Given instruction =
Each record needs to be echoed exactly; can you do that?

### Material to process

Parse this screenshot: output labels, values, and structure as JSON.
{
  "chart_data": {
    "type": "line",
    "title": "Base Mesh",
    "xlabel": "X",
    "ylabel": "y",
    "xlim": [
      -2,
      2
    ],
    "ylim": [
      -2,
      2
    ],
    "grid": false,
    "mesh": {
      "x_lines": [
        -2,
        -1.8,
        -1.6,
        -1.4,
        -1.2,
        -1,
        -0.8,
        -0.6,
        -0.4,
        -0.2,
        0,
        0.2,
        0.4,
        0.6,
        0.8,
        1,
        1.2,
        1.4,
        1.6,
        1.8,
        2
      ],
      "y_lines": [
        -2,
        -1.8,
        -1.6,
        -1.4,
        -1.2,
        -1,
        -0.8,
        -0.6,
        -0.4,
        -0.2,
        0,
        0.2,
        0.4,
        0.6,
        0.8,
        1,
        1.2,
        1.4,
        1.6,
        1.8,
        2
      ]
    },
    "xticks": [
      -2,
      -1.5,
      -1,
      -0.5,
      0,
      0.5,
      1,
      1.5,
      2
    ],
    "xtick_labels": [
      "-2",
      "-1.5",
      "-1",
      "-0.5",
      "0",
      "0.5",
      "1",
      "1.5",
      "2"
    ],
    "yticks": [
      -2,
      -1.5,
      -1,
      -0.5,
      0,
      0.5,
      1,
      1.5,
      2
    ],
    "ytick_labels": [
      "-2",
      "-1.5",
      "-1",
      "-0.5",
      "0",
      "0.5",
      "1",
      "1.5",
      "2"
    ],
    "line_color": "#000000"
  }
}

######

Answer to the problem =
Parse this screenshot: output labels, values, and structure as JSON.
{
  "chart_data": {
    "type": "line",
    "title": "Base Mesh",
    "xlabel": "X",
    "ylabel": "y",
    "xlim": [
      -2,
      2
    ],
    "ylim": [
      -2,
      2
    ],
    "grid": false,
    "mesh": {
      "x_lines": [
        -2,
        -1.8,
        -1.6,
        -1.4,
        -1.2,
        -1,
        -0.8,
        -0.6,
        -0.4,
        -0.2,
        0,
        0.2,
        0.4,
        0.6,
        0.8,
        1,
        1.2,
        1.4,
        1.6,
        1.8,
        2
      ],
      "y_lines": [
        -2,
        -1.8,
        -1.6,
        -1.4,
        -1.2,
        -1,
        -0.8,
        -0.6,
        -0.4,
        -0.2,
        0,
        0.2,
        0.4,
        0.6,
        0.8,
        1,
        1.2,
        1.4,
        1.6,
        1.8,
        2
      ]
    },
    "xticks": [
      -2,
      -1.5,
      -1,
      -0.5,
      0,
      0.5,
      1,
      1.5,
      2
    ],
    "xtick_labels": [
      "-2",
      "-1.5",
      "-1",
      "-0.5",
      "0",
      "0.5",
      "1",
      "1.5",
      "2"
    ],
    "yticks": [
      -2,
      -1.5,
      -1,
      -0.5,
      0,
      0.5,
      1,
      1.5,
      2
    ],
    "ytick_labels": [
      "-2",
      "-1.5",
      "-1",
      "-0.5",
      "0",
      "0.5",
      "1",
      "1.5",
      "2"
    ],
    "line_color": "#000000"
  }
}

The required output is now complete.